** Begin Exercise data **

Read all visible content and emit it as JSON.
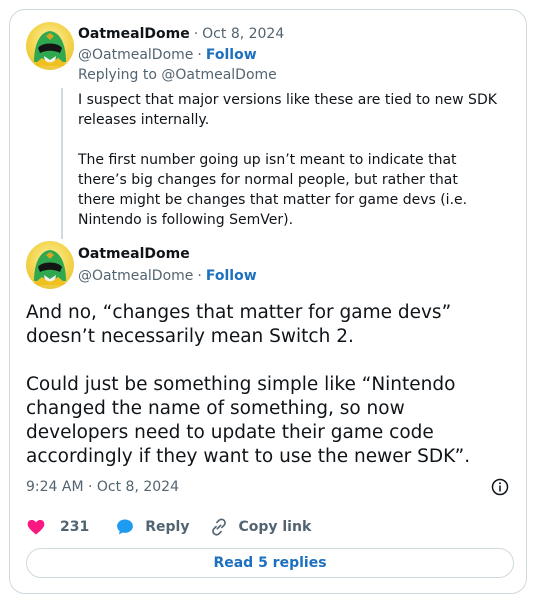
{
  "parent_post": {
    "display_name": "OatmealDome",
    "date": "Oct 8, 2024",
    "handle": "@OatmealDome",
    "follow_label": "Follow",
    "replying_to": "Replying to @OatmealDome",
    "paragraphs": [
      "I suspect that major versions like these are tied to new SDK releases internally.",
      "The first number going up isn’t meant to indicate that there’s big changes for normal people, but rather that there might be changes that matter for game devs (i.e. Nintendo is following SemVer)."
    ]
  },
  "main_post": {
    "display_name": "OatmealDome",
    "handle": "@OatmealDome",
    "follow_label": "Follow",
    "paragraphs": [
      "And no, “changes that matter for game devs” doesn’t necessarily mean Switch 2.",
      "Could just be something simple like “Nintendo changed the name of something, so now developers need to update their game code accordingly if they want to use the newer SDK”."
    ],
    "timestamp": "9:24 AM · Oct 8, 2024"
  },
  "actions": {
    "like_count": "231",
    "reply_label": "Reply",
    "copy_label": "Copy link"
  },
  "read_replies_label": "Read 5 replies",
  "icons": {
    "heart": "heart-icon",
    "reply": "reply-bubble-icon",
    "copy": "link-icon",
    "info": "info-icon",
    "avatar": "green-ranger-avatar"
  },
  "colors": {
    "like": "#f91880",
    "reply": "#1d9bf0",
    "link": "#1d6fc0",
    "muted": "#536471",
    "border": "#cfd9de"
  }
}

** End Exercise data **

- [Your task]
Extract each line holding the string "Read".

- [Answer in full]
Read all visible content and emit it as JSON.
  "read_replies_label": "Read 5 replies",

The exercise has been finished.